> **GIVEN REQUEST**:
In the rows below, reproduce verbatim every line from the one containing "PM Dayligh… [240,343,338,394]" through the one containing "day-number: 1 [132,86,230,101]", including both of those lines.

> **DATA LISTING**:
'''

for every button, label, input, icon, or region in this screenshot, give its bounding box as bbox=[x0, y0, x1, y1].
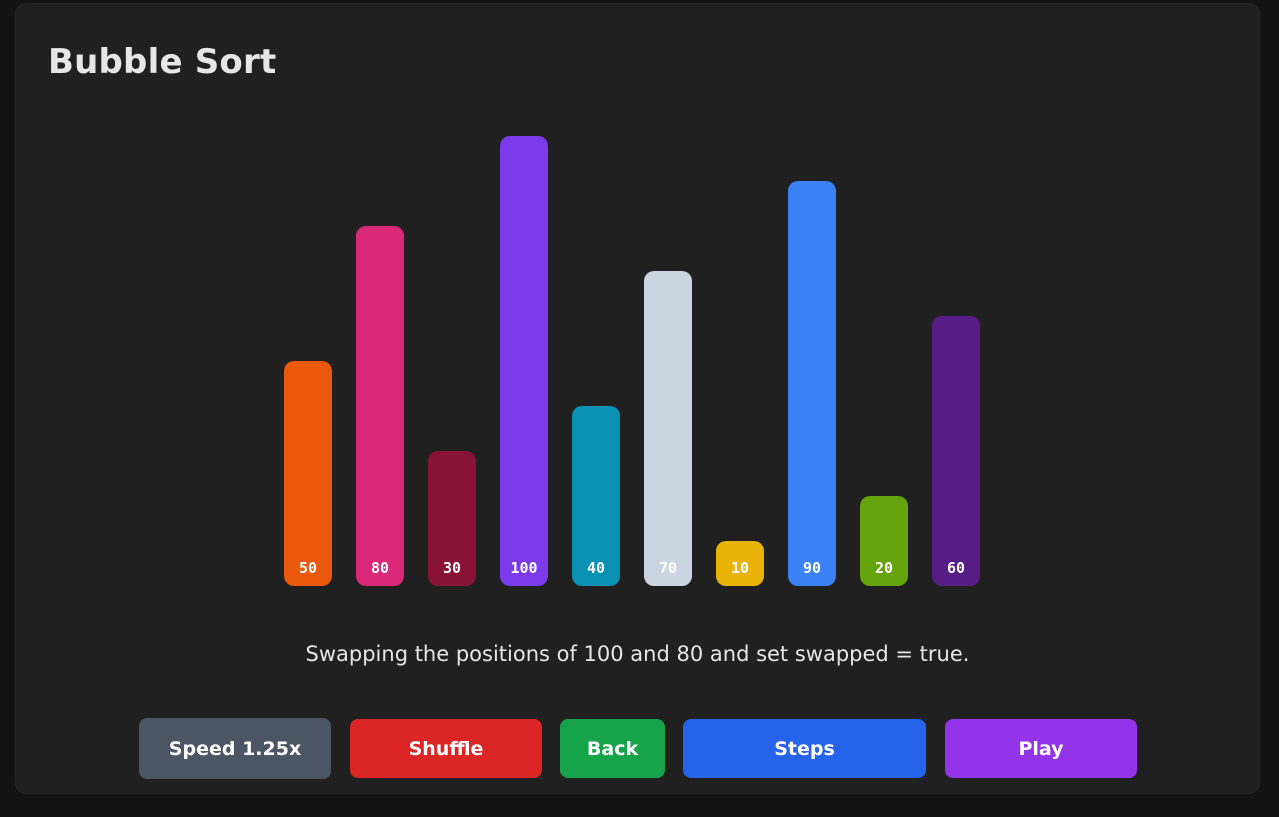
bar-value-label: 30 bbox=[442, 559, 462, 577]
bar-value-label: 20 bbox=[874, 559, 894, 577]
bar-chart: 50 80 30 100 40 70 10 90 20 60 bbox=[16, 4, 1259, 793]
bar-value-label: 10 bbox=[730, 559, 750, 577]
bar-90: 90 bbox=[788, 181, 836, 586]
bar-50: 50 bbox=[284, 361, 332, 586]
bar-10: 10 bbox=[716, 541, 764, 586]
bar-value-label: 40 bbox=[586, 559, 606, 577]
bar-value-label: 80 bbox=[370, 559, 390, 577]
back-button[interactable]: Back bbox=[560, 719, 665, 778]
bar-value-label: 50 bbox=[298, 559, 318, 577]
bar-value-label: 90 bbox=[802, 559, 822, 577]
bar-60: 60 bbox=[932, 316, 980, 586]
bar-value-label: 60 bbox=[946, 559, 966, 577]
bar-20: 20 bbox=[860, 496, 908, 586]
bar-value-label: 70 bbox=[658, 559, 678, 577]
bar-80: 80 bbox=[356, 226, 404, 586]
bar-30: 30 bbox=[428, 451, 476, 586]
speed-button[interactable]: Speed 1.25x bbox=[139, 718, 331, 779]
bar-70: 70 bbox=[644, 271, 692, 586]
bar-100: 100 bbox=[500, 136, 548, 586]
steps-button[interactable]: Steps bbox=[683, 719, 926, 778]
bar-value-label: 100 bbox=[510, 559, 538, 577]
bar-40: 40 bbox=[572, 406, 620, 586]
visualizer-panel: Bubble Sort 50 80 30 100 40 70 10 90 20 60 Swappi… bbox=[16, 4, 1259, 793]
status-message: Swapping the positions of 100 and 80 and… bbox=[305, 642, 970, 666]
shuffle-button[interactable]: Shuffle bbox=[350, 719, 542, 778]
play-button[interactable]: Play bbox=[945, 719, 1137, 778]
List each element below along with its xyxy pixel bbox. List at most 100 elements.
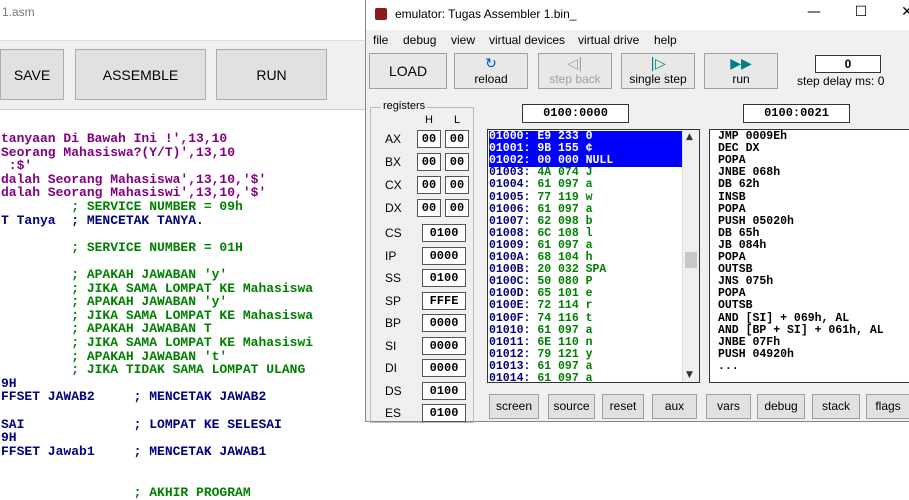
menu-file[interactable]: file [373,33,388,47]
code-line: ; JIKA TIDAK SAMA LOMPAT ULANG [1,362,306,378]
register-name-ip: IP [385,248,397,263]
register-ds-value[interactable]: 0100 [422,381,466,400]
menu-virtual-drive[interactable]: virtual drive [578,33,639,47]
code-line: ; JIKA SAMA LOMPAT KE Mahasiswa [1,280,314,296]
disasm-line[interactable]: POPA [718,203,746,216]
disasm-line[interactable]: PUSH 04920h [718,348,794,361]
debug-button[interactable]: debug [757,394,805,419]
maximize-icon[interactable]: ☐ [850,4,872,24]
memory-row-address: 0100A: [489,251,531,264]
disasm-line[interactable]: AND [BP + SI] + 061h, AL [718,324,884,337]
memory-row-data: 61 097 a [530,202,593,216]
disasm-line[interactable]: OUTSB [718,300,753,312]
disasm-line[interactable]: PUSH 05020h [718,215,794,228]
memory-row-data: 61 097 a [530,359,593,373]
register-cx-high[interactable]: 00 [417,176,441,194]
memory-row-address: 01003: [489,166,531,180]
single-step-button[interactable]: |▷ single step [621,53,695,89]
memory-row-data: 20 032 SPA [530,263,607,277]
memory-list[interactable]: 01000: E9 233 0 01001: 9B 155 ¢ 01002: 00 … [487,129,700,383]
load-label: LOAD [388,63,428,79]
reset-button[interactable]: reset [602,394,644,419]
step-back-button[interactable]: ◁| step back [538,53,612,89]
scroll-thumb[interactable] [685,252,697,268]
memory-row-data: E9 233 0 [530,130,593,143]
memory-row-address: 01002: [489,154,531,168]
register-dx-high[interactable]: 00 [417,199,441,217]
memory-row-address: 0100B: [489,263,531,277]
register-ax-high[interactable]: 00 [417,130,441,148]
disasm-line[interactable]: ... [718,360,739,373]
register-es-value[interactable]: 0100 [422,404,466,422]
assemble-button[interactable]: ASSEMBLE [75,49,206,100]
load-button[interactable]: LOAD [369,53,447,89]
register-si-value[interactable]: 0000 [422,336,466,355]
menu-virtual-devices[interactable]: virtual devices [489,33,565,47]
scroll-up-icon[interactable]: ▲ [686,132,693,142]
disasm-line[interactable]: AND [SI] + 069h, AL [718,312,849,325]
memory-row-data: 00 000 NULL [530,154,614,168]
step-back-icon: ◁| [567,56,583,72]
memory-row-data: 77 119 w [530,190,593,204]
emulator-window: emulator: Tugas Assembler 1.bin_ — ☐ ✕ f… [365,0,909,423]
memory-address-input[interactable]: 0100:0000 [522,104,629,123]
register-di-value[interactable]: 0000 [422,359,466,377]
register-name-cs: CS [385,226,402,240]
code-line: ; AKHIR PROGRAM [1,484,251,500]
menu-debug[interactable]: debug [403,33,436,47]
stack-button[interactable]: stack [812,394,860,419]
step-delay-input[interactable]: 0 [815,55,881,73]
register-bx-low[interactable]: 00 [445,153,469,171]
memory-row-address: 0100E: [489,299,531,313]
disasm-line[interactable]: INSB [718,191,746,204]
register-ip-value[interactable]: 0000 [422,246,466,265]
vars-button[interactable]: vars [706,394,751,419]
register-cs-value[interactable]: 0100 [422,224,466,242]
single-step-label: single step [629,72,687,86]
disasm-line[interactable]: JNBE 07Fh [718,336,780,349]
run-button[interactable]: RUN [216,49,327,100]
code-editor[interactable]: tanyaan Di Bawah Ini !',13,10 Seorang Mah… [0,128,370,499]
register-name-ss: SS [385,271,402,285]
memory-row[interactable]: 01014: 61 097 a [489,373,683,383]
save-button[interactable]: SAVE [0,49,64,100]
code-line: dalah Seorang Mahasiswi',13,10,'$' [1,185,267,201]
register-cx-low[interactable]: 00 [445,176,469,194]
memory-row-data: 72 114 r [530,299,593,313]
minimize-icon[interactable]: — [803,4,825,24]
register-bp-value[interactable]: 0000 [422,314,466,332]
register-dx-low[interactable]: 00 [445,199,469,217]
screen-button[interactable]: screen [489,394,539,419]
emulator-title: emulator: Tugas Assembler 1.bin_ [395,7,577,21]
register-name-ds: DS [385,383,402,398]
code-line: :$' [1,158,33,174]
register-name-bx: BX [385,155,402,169]
disasm-line[interactable]: DB 65h [718,227,759,240]
register-sp-value[interactable]: FFFE [422,291,466,310]
code-line: FFSET Jawab1 ; MENCETAK JAWAB1 [1,443,267,459]
disasm-line[interactable]: DB 62h [718,179,759,191]
editor-toolbar: SAVE ASSEMBLE RUN [0,40,400,110]
memory-row-address: 01011: [489,335,531,349]
run-emu-button[interactable]: ▶▶ run [704,53,778,89]
source-button[interactable]: source [548,394,595,419]
disasm-address-input[interactable]: 0100:0021 [743,104,850,123]
scroll-down-icon[interactable]: ▼ [686,370,693,380]
disassembly-list[interactable]: JMP 0009Eh DEC DX POPA JNBE 068h DB 62h INSB P… [709,129,909,383]
register-ax-low[interactable]: 00 [445,130,469,148]
run-label: run [732,72,750,86]
register-ss-value[interactable]: 0100 [422,269,466,287]
register-bx-high[interactable]: 00 [417,153,441,171]
step-delay-label: step delay ms: 0 [797,74,885,88]
aux-button[interactable]: aux [652,394,697,419]
menu-view[interactable]: view [451,33,475,47]
flags-button[interactable]: flags [866,394,909,419]
close-icon[interactable]: ✕ [896,4,909,24]
emulator-menubar: file debug view virtual devices virtual … [366,30,909,50]
memory-row-data: 68 104 h [530,251,593,264]
emulator-app-icon [375,8,387,20]
menu-help[interactable]: help [654,33,677,47]
memory-row-address: 01004: [489,178,531,192]
reload-button[interactable]: ↻ reload [454,53,528,89]
memory-scrollbar[interactable]: ▲ ▼ [682,130,699,382]
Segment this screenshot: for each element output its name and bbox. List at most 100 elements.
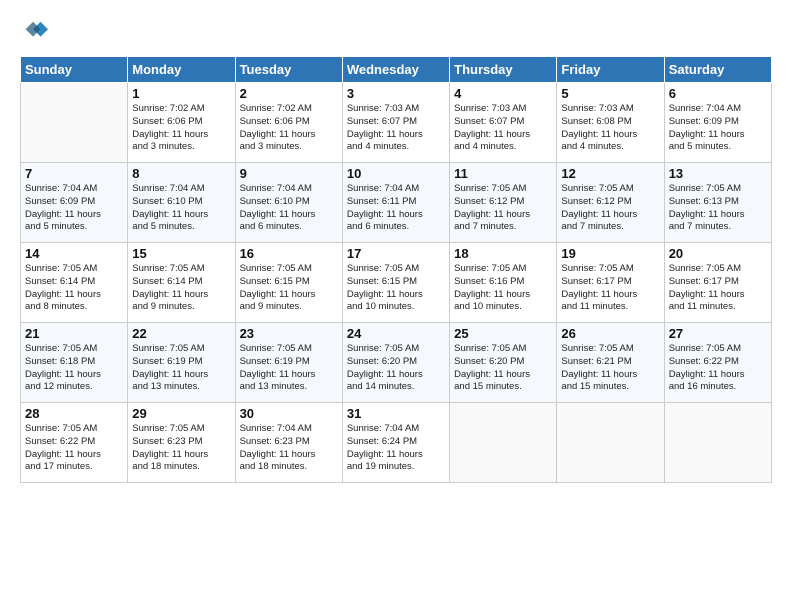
day-info: Sunrise: 7:05 AM Sunset: 6:19 PM Dayligh… [240,343,338,394]
calendar-cell: 9 Sunrise: 7:04 AM Sunset: 6:10 PM Daylig… [235,163,342,243]
col-header-monday: Monday [128,57,235,83]
day-number: 1 [132,86,230,101]
calendar-cell: 8 Sunrise: 7:04 AM Sunset: 6:10 PM Daylig… [128,163,235,243]
day-info: Sunrise: 7:02 AM Sunset: 6:06 PM Dayligh… [240,103,338,154]
calendar-cell: 10Sunrise: 7:04 AM Sunset: 6:11 PM Dayli… [342,163,449,243]
day-info: Sunrise: 7:04 AM Sunset: 6:09 PM Dayligh… [669,103,767,154]
day-number: 7 [25,166,123,181]
day-number: 12 [561,166,659,181]
day-number: 31 [347,406,445,421]
calendar-cell: 17 Sunrise: 7:05 AM Sunset: 6:15 PM Dayli… [342,243,449,323]
day-info: Sunrise: 7:05 AM Sunset: 6:17 PM Dayligh… [561,263,659,314]
day-number: 6 [669,86,767,101]
day-info: Sunrise: 7:03 AM Sunset: 6:07 PM Dayligh… [454,103,552,154]
day-info: Sunrise: 7:05 AM Sunset: 6:14 PM Dayligh… [132,263,230,314]
calendar-cell: 15 Sunrise: 7:05 AM Sunset: 6:14 PM Dayli… [128,243,235,323]
day-info: Sunrise: 7:05 AM Sunset: 6:19 PM Dayligh… [132,343,230,394]
calendar-cell: 2 Sunrise: 7:02 AM Sunset: 6:06 PM Daylig… [235,83,342,163]
calendar-cell: 3 Sunrise: 7:03 AM Sunset: 6:07 PM Daylig… [342,83,449,163]
calendar-cell: 23 Sunrise: 7:05 AM Sunset: 6:19 PM Dayli… [235,323,342,403]
col-header-sunday: Sunday [21,57,128,83]
page-header [20,18,772,46]
day-info: Sunrise: 7:05 AM Sunset: 6:12 PM Dayligh… [454,183,552,234]
calendar-cell: 26Sunrise: 7:05 AM Sunset: 6:21 PM Dayli… [557,323,664,403]
day-info: Sunrise: 7:04 AM Sunset: 6:24 PM Dayligh… [347,423,445,474]
day-info: Sunrise: 7:04 AM Sunset: 6:10 PM Dayligh… [132,183,230,234]
day-number: 2 [240,86,338,101]
calendar-cell [450,403,557,483]
day-number: 15 [132,246,230,261]
calendar-cell: 16Sunrise: 7:05 AM Sunset: 6:15 PM Dayli… [235,243,342,323]
day-info: Sunrise: 7:02 AM Sunset: 6:06 PM Dayligh… [132,103,230,154]
day-number: 27 [669,326,767,341]
day-number: 23 [240,326,338,341]
day-number: 28 [25,406,123,421]
day-info: Sunrise: 7:05 AM Sunset: 6:20 PM Dayligh… [454,343,552,394]
day-info: Sunrise: 7:05 AM Sunset: 6:20 PM Dayligh… [347,343,445,394]
calendar-cell: 18Sunrise: 7:05 AM Sunset: 6:16 PM Dayli… [450,243,557,323]
day-info: Sunrise: 7:03 AM Sunset: 6:07 PM Dayligh… [347,103,445,154]
calendar-cell [664,403,771,483]
day-info: Sunrise: 7:05 AM Sunset: 6:15 PM Dayligh… [347,263,445,314]
day-info: Sunrise: 7:05 AM Sunset: 6:18 PM Dayligh… [25,343,123,394]
day-number: 8 [132,166,230,181]
logo [20,18,50,46]
day-number: 17 [347,246,445,261]
calendar-body: 1 Sunrise: 7:02 AM Sunset: 6:06 PM Daylig… [21,83,772,483]
day-info: Sunrise: 7:05 AM Sunset: 6:14 PM Dayligh… [25,263,123,314]
day-number: 4 [454,86,552,101]
calendar-cell: 21 Sunrise: 7:05 AM Sunset: 6:18 PM Dayli… [21,323,128,403]
calendar-cell: 29Sunrise: 7:05 AM Sunset: 6:23 PM Dayli… [128,403,235,483]
day-info: Sunrise: 7:05 AM Sunset: 6:17 PM Dayligh… [669,263,767,314]
calendar-cell: 1 Sunrise: 7:02 AM Sunset: 6:06 PM Daylig… [128,83,235,163]
day-number: 11 [454,166,552,181]
day-number: 30 [240,406,338,421]
calendar-cell: 20 Sunrise: 7:05 AM Sunset: 6:17 PM Dayli… [664,243,771,323]
calendar-cell: 12Sunrise: 7:05 AM Sunset: 6:12 PM Dayli… [557,163,664,243]
day-number: 19 [561,246,659,261]
day-info: Sunrise: 7:04 AM Sunset: 6:09 PM Dayligh… [25,183,123,234]
day-info: Sunrise: 7:04 AM Sunset: 6:10 PM Dayligh… [240,183,338,234]
calendar-cell [557,403,664,483]
calendar-cell: 5 Sunrise: 7:03 AM Sunset: 6:08 PM Daylig… [557,83,664,163]
day-number: 14 [25,246,123,261]
calendar-cell: 28 Sunrise: 7:05 AM Sunset: 6:22 PM Dayli… [21,403,128,483]
calendar-cell: 11 Sunrise: 7:05 AM Sunset: 6:12 PM Dayli… [450,163,557,243]
day-info: Sunrise: 7:05 AM Sunset: 6:23 PM Dayligh… [132,423,230,474]
day-info: Sunrise: 7:03 AM Sunset: 6:08 PM Dayligh… [561,103,659,154]
day-number: 5 [561,86,659,101]
day-info: Sunrise: 7:04 AM Sunset: 6:23 PM Dayligh… [240,423,338,474]
col-header-friday: Friday [557,57,664,83]
day-number: 21 [25,326,123,341]
day-number: 13 [669,166,767,181]
calendar-cell: 14 Sunrise: 7:05 AM Sunset: 6:14 PM Dayli… [21,243,128,323]
day-number: 9 [240,166,338,181]
day-info: Sunrise: 7:05 AM Sunset: 6:13 PM Dayligh… [669,183,767,234]
calendar-header-row: SundayMondayTuesdayWednesdayThursdayFrid… [21,57,772,83]
week-row: 7 Sunrise: 7:04 AM Sunset: 6:09 PM Daylig… [21,163,772,243]
week-row: 14 Sunrise: 7:05 AM Sunset: 6:14 PM Dayli… [21,243,772,323]
calendar-cell: 30 Sunrise: 7:04 AM Sunset: 6:23 PM Dayli… [235,403,342,483]
calendar-cell: 22 Sunrise: 7:05 AM Sunset: 6:19 PM Dayli… [128,323,235,403]
day-number: 18 [454,246,552,261]
calendar-cell: 4 Sunrise: 7:03 AM Sunset: 6:07 PM Daylig… [450,83,557,163]
day-number: 24 [347,326,445,341]
day-info: Sunrise: 7:05 AM Sunset: 6:22 PM Dayligh… [669,343,767,394]
calendar-cell: 13 Sunrise: 7:05 AM Sunset: 6:13 PM Dayli… [664,163,771,243]
day-number: 20 [669,246,767,261]
col-header-wednesday: Wednesday [342,57,449,83]
week-row: 1 Sunrise: 7:02 AM Sunset: 6:06 PM Daylig… [21,83,772,163]
col-header-thursday: Thursday [450,57,557,83]
day-number: 16 [240,246,338,261]
day-info: Sunrise: 7:05 AM Sunset: 6:21 PM Dayligh… [561,343,659,394]
week-row: 21 Sunrise: 7:05 AM Sunset: 6:18 PM Dayli… [21,323,772,403]
calendar-cell: 25Sunrise: 7:05 AM Sunset: 6:20 PM Dayli… [450,323,557,403]
day-number: 22 [132,326,230,341]
week-row: 28 Sunrise: 7:05 AM Sunset: 6:22 PM Dayli… [21,403,772,483]
calendar-cell: 19 Sunrise: 7:05 AM Sunset: 6:17 PM Dayli… [557,243,664,323]
day-number: 3 [347,86,445,101]
logo-icon [20,18,48,46]
col-header-tuesday: Tuesday [235,57,342,83]
calendar-cell: 7 Sunrise: 7:04 AM Sunset: 6:09 PM Daylig… [21,163,128,243]
day-info: Sunrise: 7:05 AM Sunset: 6:22 PM Dayligh… [25,423,123,474]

'''

> **TASK SOLUTION**:
day-info: Sunrise: 7:05 AM Sunset: 6:19 PM Dayligh… [240,343,338,394]
calendar-cell: 9 Sunrise: 7:04 AM Sunset: 6:10 PM Daylig… [235,163,342,243]
col-header-monday: Monday [128,57,235,83]
day-number: 1 [132,86,230,101]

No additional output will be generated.